EXERCISE INSTRUCTIONS: Pictures do not belong in the copy; quote every entry below exactly.

-- Start of DATA ENTRIES --

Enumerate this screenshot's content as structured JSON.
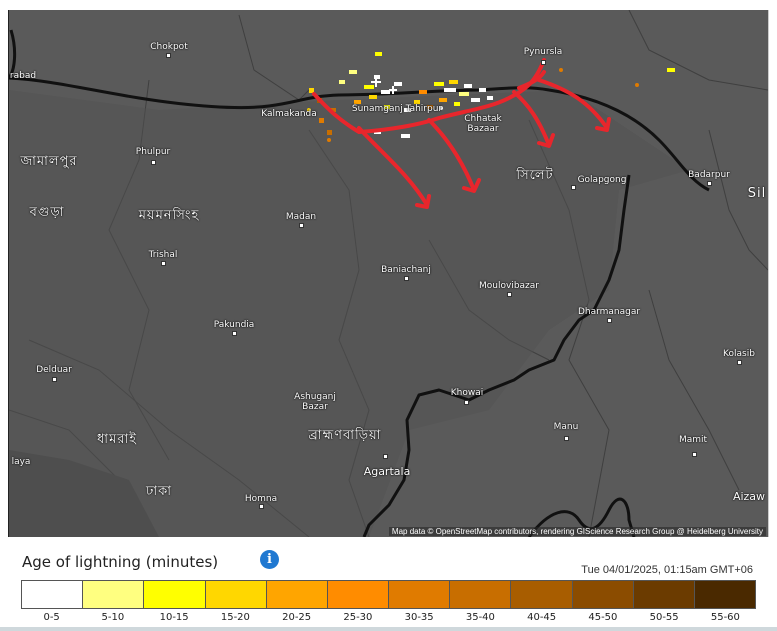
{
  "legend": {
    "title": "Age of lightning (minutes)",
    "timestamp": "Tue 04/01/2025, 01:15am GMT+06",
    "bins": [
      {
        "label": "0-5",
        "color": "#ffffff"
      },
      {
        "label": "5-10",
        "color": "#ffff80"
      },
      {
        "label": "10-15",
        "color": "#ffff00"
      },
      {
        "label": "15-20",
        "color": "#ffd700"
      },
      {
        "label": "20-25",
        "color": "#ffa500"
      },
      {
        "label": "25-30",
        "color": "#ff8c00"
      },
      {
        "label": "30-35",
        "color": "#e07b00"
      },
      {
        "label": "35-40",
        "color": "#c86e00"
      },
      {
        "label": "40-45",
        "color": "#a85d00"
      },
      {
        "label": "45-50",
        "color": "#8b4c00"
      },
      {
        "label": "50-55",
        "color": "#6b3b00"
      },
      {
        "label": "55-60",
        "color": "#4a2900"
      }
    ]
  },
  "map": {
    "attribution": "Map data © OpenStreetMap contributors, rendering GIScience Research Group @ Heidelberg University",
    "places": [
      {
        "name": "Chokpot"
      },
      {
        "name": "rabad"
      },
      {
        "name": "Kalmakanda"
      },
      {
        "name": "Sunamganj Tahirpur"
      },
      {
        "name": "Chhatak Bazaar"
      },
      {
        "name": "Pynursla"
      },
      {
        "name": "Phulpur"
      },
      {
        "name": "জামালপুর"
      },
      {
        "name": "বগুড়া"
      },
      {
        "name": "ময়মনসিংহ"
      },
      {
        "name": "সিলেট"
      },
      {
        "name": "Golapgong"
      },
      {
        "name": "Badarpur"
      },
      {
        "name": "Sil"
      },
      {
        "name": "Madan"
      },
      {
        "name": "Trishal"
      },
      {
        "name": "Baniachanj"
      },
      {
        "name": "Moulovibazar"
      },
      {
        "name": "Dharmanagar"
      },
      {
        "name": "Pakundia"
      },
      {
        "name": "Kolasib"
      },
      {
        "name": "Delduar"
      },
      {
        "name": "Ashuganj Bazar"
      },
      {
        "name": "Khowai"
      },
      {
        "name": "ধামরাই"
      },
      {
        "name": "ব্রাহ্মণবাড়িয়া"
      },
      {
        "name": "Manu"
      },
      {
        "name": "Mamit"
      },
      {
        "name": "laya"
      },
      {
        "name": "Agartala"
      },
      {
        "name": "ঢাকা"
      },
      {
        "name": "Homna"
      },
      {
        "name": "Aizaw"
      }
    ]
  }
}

-- End of DATA ENTRIES --

FINAL ANSWER:
Enumerate this screenshot's content as structured JSON.
{
  "legend": {
    "title": "Age of lightning (minutes)",
    "timestamp": "Tue 04/01/2025, 01:15am GMT+06",
    "bins": [
      {
        "label": "0-5",
        "color": "#ffffff"
      },
      {
        "label": "5-10",
        "color": "#ffff80"
      },
      {
        "label": "10-15",
        "color": "#ffff00"
      },
      {
        "label": "15-20",
        "color": "#ffd700"
      },
      {
        "label": "20-25",
        "color": "#ffa500"
      },
      {
        "label": "25-30",
        "color": "#ff8c00"
      },
      {
        "label": "30-35",
        "color": "#e07b00"
      },
      {
        "label": "35-40",
        "color": "#c86e00"
      },
      {
        "label": "40-45",
        "color": "#a85d00"
      },
      {
        "label": "45-50",
        "color": "#8b4c00"
      },
      {
        "label": "50-55",
        "color": "#6b3b00"
      },
      {
        "label": "55-60",
        "color": "#4a2900"
      }
    ]
  },
  "map": {
    "attribution": "Map data © OpenStreetMap contributors, rendering GIScience Research Group @ Heidelberg University",
    "places": [
      {
        "name": "Chokpot"
      },
      {
        "name": "rabad"
      },
      {
        "name": "Kalmakanda"
      },
      {
        "name": "Sunamganj Tahirpur"
      },
      {
        "name": "Chhatak Bazaar"
      },
      {
        "name": "Pynursla"
      },
      {
        "name": "Phulpur"
      },
      {
        "name": "জামালপুর"
      },
      {
        "name": "বগুড়া"
      },
      {
        "name": "ময়মনসিংহ"
      },
      {
        "name": "সিলেট"
      },
      {
        "name": "Golapgong"
      },
      {
        "name": "Badarpur"
      },
      {
        "name": "Sil"
      },
      {
        "name": "Madan"
      },
      {
        "name": "Trishal"
      },
      {
        "name": "Baniachanj"
      },
      {
        "name": "Moulovibazar"
      },
      {
        "name": "Dharmanagar"
      },
      {
        "name": "Pakundia"
      },
      {
        "name": "Kolasib"
      },
      {
        "name": "Delduar"
      },
      {
        "name": "Ashuganj Bazar"
      },
      {
        "name": "Khowai"
      },
      {
        "name": "ধামরাই"
      },
      {
        "name": "ব্রাহ্মণবাড়িয়া"
      },
      {
        "name": "Manu"
      },
      {
        "name": "Mamit"
      },
      {
        "name": "laya"
      },
      {
        "name": "Agartala"
      },
      {
        "name": "ঢাকা"
      },
      {
        "name": "Homna"
      },
      {
        "name": "Aizaw"
      }
    ]
  }
}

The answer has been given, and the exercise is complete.